* WHAT IS ASKED
Among these lines, how many include "time"? Answer only with the number.

Begin INPUT

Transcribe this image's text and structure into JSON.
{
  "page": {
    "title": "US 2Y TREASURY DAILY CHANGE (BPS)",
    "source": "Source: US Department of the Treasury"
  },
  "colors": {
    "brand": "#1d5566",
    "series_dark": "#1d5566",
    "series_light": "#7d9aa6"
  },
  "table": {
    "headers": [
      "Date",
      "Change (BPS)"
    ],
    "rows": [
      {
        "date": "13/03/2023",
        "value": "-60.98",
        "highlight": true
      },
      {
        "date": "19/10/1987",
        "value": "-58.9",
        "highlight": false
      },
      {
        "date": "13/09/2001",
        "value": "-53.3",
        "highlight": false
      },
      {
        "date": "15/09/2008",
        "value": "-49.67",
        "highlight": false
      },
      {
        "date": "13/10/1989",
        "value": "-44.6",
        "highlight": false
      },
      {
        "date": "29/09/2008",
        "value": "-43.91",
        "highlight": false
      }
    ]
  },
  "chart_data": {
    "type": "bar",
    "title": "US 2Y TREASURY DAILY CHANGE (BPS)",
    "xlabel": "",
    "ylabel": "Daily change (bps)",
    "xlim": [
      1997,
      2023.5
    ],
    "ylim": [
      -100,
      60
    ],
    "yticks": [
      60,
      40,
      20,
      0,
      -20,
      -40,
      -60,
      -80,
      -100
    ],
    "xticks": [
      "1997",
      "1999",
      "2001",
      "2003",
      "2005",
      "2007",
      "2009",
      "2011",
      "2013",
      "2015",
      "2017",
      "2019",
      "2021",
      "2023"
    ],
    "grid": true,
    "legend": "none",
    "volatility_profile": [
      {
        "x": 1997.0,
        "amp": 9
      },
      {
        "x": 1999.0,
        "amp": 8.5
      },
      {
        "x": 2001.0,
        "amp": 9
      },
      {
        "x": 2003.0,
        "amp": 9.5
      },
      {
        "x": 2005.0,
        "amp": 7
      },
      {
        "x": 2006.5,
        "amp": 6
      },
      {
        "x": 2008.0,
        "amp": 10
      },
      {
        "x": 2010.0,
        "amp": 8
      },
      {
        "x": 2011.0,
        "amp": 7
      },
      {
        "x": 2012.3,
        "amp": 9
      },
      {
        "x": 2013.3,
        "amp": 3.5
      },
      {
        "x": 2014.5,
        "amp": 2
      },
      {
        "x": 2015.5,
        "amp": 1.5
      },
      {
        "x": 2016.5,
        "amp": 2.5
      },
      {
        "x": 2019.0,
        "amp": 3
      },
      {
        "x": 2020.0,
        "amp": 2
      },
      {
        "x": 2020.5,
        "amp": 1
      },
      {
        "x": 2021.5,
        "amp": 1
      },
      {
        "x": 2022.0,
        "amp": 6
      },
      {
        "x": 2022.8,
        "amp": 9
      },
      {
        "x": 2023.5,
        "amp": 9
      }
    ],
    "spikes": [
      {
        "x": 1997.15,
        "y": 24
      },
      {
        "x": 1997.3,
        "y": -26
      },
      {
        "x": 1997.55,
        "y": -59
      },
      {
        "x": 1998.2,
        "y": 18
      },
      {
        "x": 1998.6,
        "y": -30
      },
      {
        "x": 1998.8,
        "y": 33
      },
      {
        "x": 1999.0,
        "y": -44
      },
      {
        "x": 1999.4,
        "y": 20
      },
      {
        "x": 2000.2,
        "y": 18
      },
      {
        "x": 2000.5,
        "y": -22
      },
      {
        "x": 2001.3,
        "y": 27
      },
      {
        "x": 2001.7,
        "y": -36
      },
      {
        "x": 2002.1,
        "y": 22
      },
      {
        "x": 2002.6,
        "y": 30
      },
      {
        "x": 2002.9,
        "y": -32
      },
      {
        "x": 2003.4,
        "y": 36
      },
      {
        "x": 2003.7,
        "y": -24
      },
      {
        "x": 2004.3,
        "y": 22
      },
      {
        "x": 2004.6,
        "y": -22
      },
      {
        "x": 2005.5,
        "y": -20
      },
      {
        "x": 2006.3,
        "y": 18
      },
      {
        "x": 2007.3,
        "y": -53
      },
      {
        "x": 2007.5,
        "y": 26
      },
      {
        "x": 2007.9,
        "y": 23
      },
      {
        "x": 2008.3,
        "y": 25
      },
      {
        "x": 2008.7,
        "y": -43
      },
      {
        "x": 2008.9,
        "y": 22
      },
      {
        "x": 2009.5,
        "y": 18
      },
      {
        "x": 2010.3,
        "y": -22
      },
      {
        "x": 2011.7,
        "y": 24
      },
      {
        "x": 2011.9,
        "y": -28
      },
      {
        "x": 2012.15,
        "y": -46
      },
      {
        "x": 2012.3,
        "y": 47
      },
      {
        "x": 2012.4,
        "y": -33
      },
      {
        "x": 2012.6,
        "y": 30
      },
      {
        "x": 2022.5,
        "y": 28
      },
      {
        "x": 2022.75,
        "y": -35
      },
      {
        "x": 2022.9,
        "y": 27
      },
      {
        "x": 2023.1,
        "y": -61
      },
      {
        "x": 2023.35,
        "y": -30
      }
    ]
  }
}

End INPUT
Begin INPUT

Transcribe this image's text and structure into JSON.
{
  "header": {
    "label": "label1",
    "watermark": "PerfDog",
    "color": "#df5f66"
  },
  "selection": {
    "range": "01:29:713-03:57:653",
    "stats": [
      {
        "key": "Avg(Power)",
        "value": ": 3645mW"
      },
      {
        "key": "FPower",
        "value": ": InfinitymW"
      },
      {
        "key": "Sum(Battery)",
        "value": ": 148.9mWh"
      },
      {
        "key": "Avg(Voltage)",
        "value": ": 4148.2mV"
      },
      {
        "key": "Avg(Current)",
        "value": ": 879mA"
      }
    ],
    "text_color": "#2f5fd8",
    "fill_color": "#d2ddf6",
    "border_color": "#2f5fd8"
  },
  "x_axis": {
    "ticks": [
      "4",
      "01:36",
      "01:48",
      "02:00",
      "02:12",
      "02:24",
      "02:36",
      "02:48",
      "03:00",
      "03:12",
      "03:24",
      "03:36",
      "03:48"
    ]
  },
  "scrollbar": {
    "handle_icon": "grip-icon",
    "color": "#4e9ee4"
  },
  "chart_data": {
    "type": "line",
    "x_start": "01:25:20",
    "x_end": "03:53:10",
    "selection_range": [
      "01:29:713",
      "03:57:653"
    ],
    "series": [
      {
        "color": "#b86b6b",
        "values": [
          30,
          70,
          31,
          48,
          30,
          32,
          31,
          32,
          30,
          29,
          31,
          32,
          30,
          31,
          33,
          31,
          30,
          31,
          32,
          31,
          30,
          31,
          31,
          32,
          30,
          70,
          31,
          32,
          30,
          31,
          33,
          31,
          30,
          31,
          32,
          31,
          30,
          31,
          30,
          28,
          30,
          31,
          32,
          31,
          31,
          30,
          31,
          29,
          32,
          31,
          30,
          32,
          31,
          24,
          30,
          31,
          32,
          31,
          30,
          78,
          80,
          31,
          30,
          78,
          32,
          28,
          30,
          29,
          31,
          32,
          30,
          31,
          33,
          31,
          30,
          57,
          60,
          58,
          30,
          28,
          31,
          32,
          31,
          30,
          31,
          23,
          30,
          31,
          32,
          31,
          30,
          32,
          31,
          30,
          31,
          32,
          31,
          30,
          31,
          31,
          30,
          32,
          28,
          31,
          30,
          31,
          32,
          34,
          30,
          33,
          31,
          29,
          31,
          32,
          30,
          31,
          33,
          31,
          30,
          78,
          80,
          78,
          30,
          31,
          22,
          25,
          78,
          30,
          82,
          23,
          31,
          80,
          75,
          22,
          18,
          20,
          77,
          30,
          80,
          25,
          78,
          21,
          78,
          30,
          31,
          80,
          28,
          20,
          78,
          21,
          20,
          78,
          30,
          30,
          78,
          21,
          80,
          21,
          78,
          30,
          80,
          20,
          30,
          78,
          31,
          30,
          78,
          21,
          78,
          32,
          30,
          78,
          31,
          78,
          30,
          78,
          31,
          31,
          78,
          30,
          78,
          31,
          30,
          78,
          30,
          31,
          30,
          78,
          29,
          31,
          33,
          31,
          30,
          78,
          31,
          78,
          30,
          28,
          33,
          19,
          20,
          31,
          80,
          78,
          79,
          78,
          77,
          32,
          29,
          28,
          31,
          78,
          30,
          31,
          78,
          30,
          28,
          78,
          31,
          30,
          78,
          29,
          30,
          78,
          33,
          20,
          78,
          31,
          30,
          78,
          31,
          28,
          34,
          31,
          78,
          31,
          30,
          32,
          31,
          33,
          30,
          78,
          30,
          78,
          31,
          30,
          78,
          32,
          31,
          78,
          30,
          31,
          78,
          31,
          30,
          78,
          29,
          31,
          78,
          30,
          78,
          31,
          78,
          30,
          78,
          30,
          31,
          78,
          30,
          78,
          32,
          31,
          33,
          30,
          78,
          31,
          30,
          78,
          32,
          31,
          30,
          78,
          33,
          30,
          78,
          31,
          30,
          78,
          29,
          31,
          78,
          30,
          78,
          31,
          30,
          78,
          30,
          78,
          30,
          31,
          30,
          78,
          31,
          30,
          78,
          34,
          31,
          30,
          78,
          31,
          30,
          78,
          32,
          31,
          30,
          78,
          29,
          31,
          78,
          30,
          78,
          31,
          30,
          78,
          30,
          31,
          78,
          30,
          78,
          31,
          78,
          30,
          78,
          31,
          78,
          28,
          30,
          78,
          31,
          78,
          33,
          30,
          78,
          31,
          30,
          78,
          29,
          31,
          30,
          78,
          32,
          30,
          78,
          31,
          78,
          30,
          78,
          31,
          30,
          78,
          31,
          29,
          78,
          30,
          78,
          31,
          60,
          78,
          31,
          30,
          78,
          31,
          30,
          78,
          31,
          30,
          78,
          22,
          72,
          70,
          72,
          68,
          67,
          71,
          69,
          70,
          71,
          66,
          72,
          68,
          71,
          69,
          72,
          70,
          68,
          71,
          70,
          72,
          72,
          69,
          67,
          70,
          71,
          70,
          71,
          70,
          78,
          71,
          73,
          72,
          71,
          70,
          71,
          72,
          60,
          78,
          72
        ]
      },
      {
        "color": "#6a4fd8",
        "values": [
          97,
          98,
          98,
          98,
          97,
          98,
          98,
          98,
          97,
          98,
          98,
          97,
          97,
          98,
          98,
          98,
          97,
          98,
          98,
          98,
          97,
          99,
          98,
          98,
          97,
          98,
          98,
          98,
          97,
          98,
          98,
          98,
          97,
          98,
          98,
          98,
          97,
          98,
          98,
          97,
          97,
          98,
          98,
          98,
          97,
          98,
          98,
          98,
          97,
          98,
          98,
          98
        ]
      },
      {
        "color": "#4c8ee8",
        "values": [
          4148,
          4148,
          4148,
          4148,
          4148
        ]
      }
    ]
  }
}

End INPUT
Begin INPUT

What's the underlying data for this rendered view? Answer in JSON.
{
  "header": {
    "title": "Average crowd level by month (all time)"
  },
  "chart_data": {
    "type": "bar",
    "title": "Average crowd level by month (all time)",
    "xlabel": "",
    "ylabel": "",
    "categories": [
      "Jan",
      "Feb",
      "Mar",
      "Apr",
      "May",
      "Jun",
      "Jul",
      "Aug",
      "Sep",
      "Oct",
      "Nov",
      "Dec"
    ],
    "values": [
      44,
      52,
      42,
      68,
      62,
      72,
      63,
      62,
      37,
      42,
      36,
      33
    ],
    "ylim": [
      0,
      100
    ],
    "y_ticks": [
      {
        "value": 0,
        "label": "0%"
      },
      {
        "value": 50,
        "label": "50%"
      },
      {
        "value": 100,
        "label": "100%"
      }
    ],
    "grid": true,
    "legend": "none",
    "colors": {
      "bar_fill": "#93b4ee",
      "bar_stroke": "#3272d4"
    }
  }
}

End INPUT

* THE OUTPUT
2